> [Written exercise]
Word for word, restate every line of the material.

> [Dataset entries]
***
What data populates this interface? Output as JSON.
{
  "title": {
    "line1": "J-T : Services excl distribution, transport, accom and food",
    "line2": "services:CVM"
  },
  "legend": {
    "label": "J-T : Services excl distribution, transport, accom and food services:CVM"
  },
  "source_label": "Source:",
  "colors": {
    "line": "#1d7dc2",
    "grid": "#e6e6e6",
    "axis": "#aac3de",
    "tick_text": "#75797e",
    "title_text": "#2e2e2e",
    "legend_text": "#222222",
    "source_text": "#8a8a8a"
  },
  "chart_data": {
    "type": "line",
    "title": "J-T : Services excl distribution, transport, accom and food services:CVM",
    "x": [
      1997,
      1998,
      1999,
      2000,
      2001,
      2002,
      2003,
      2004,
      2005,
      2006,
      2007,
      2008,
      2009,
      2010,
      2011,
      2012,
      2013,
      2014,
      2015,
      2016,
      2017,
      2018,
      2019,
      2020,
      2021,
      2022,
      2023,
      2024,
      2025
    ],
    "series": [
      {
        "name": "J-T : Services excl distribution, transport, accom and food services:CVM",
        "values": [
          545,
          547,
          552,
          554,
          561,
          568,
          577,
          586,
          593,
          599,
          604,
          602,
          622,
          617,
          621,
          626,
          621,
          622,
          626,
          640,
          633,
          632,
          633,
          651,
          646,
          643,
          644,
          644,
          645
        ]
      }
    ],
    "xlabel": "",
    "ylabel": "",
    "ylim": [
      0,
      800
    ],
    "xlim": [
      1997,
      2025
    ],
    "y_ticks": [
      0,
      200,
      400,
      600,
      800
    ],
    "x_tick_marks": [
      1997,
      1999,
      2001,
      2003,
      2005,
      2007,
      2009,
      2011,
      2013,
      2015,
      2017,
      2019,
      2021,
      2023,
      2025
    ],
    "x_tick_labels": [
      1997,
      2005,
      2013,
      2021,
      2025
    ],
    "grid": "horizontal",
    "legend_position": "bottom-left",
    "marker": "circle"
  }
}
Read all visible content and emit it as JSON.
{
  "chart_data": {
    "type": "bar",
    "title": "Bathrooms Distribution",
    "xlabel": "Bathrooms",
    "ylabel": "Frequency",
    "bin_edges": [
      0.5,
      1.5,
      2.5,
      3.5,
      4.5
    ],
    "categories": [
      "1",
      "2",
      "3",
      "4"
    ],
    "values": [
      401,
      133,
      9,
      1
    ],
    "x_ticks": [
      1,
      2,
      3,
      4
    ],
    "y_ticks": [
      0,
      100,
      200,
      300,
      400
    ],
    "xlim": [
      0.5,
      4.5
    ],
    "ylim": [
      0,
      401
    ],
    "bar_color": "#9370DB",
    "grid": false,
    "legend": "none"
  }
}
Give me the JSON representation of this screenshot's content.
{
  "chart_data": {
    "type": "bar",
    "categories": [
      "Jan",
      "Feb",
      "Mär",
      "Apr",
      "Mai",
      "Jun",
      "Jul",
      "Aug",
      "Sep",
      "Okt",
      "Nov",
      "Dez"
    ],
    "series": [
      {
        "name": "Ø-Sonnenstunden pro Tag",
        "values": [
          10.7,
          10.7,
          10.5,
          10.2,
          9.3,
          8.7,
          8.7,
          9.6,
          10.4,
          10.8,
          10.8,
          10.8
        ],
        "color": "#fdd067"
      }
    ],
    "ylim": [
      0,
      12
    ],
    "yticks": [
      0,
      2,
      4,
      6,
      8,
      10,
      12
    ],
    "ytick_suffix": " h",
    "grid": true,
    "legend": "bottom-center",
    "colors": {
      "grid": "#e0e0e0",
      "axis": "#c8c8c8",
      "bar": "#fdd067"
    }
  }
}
***
> [Solution to this task]
What data populates this interface? Output as JSON.
{
  "title": {
    "line1": "J-T : Services excl distribution, transport, accom and food",
    "line2": "services:CVM"
  },
  "legend": {
    "label": "J-T : Services excl distribution, transport, accom and food services:CVM"
  },
  "source_label": "Source:",
  "colors": {
    "line": "#1d7dc2",
    "grid": "#e6e6e6",
    "axis": "#aac3de",
    "tick_text": "#75797e",
    "title_text": "#2e2e2e",
    "legend_text": "#222222",
    "source_text": "#8a8a8a"
  },
  "chart_data": {
    "type": "line",
    "title": "J-T : Services excl distribution, transport, accom and food services:CVM",
    "x": [
      1997,
      1998,
      1999,
      2000,
      2001,
      2002,
      2003,
      2004,
      2005,
      2006,
      2007,
      2008,
      2009,
      2010,
      2011,
      2012,
      2013,
      2014,
      2015,
      2016,
      2017,
      2018,
      2019,
      2020,
      2021,
      2022,
      2023,
      2024,
      2025
    ],
    "series": [
      {
        "name": "J-T : Services excl distribution, transport, accom and food services:CVM",
        "values": [
          545,
          547,
          552,
          554,
          561,
          568,
          577,
          586,
          593,
          599,
          604,
          602,
          622,
          617,
          621,
          626,
          621,
          622,
          626,
          640,
          633,
          632,
          633,
          651,
          646,
          643,
          644,
          644,
          645
        ]
      }
    ],
    "xlabel": "",
    "ylabel": "",
    "ylim": [
      0,
      800
    ],
    "xlim": [
      1997,
      2025
    ],
    "y_ticks": [
      0,
      200,
      400,
      600,
      800
    ],
    "x_tick_marks": [
      1997,
      1999,
      2001,
      2003,
      2005,
      2007,
      2009,
      2011,
      2013,
      2015,
      2017,
      2019,
      2021,
      2023,
      2025
    ],
    "x_tick_labels": [
      1997,
      2005,
      2013,
      2021,
      2025
    ],
    "grid": "horizontal",
    "legend_position": "bottom-left",
    "marker": "circle"
  }
}
Read all visible content and emit it as JSON.
{
  "chart_data": {
    "type": "bar",
    "title": "Bathrooms Distribution",
    "xlabel": "Bathrooms",
    "ylabel": "Frequency",
    "bin_edges": [
      0.5,
      1.5,
      2.5,
      3.5,
      4.5
    ],
    "categories": [
      "1",
      "2",
      "3",
      "4"
    ],
    "values": [
      401,
      133,
      9,
      1
    ],
    "x_ticks": [
      1,
      2,
      3,
      4
    ],
    "y_ticks": [
      0,
      100,
      200,
      300,
      400
    ],
    "xlim": [
      0.5,
      4.5
    ],
    "ylim": [
      0,
      401
    ],
    "bar_color": "#9370DB",
    "grid": false,
    "legend": "none"
  }
}
Give me the JSON representation of this screenshot's content.
{
  "chart_data": {
    "type": "bar",
    "categories": [
      "Jan",
      "Feb",
      "Mär",
      "Apr",
      "Mai",
      "Jun",
      "Jul",
      "Aug",
      "Sep",
      "Okt",
      "Nov",
      "Dez"
    ],
    "series": [
      {
        "name": "Ø-Sonnenstunden pro Tag",
        "values": [
          10.7,
          10.7,
          10.5,
          10.2,
          9.3,
          8.7,
          8.7,
          9.6,
          10.4,
          10.8,
          10.8,
          10.8
        ],
        "color": "#fdd067"
      }
    ],
    "ylim": [
      0,
      12
    ],
    "yticks": [
      0,
      2,
      4,
      6,
      8,
      10,
      12
    ],
    "ytick_suffix": " h",
    "grid": true,
    "legend": "bottom-center",
    "colors": {
      "grid": "#e0e0e0",
      "axis": "#c8c8c8",
      "bar": "#fdd067"
    }
  }
}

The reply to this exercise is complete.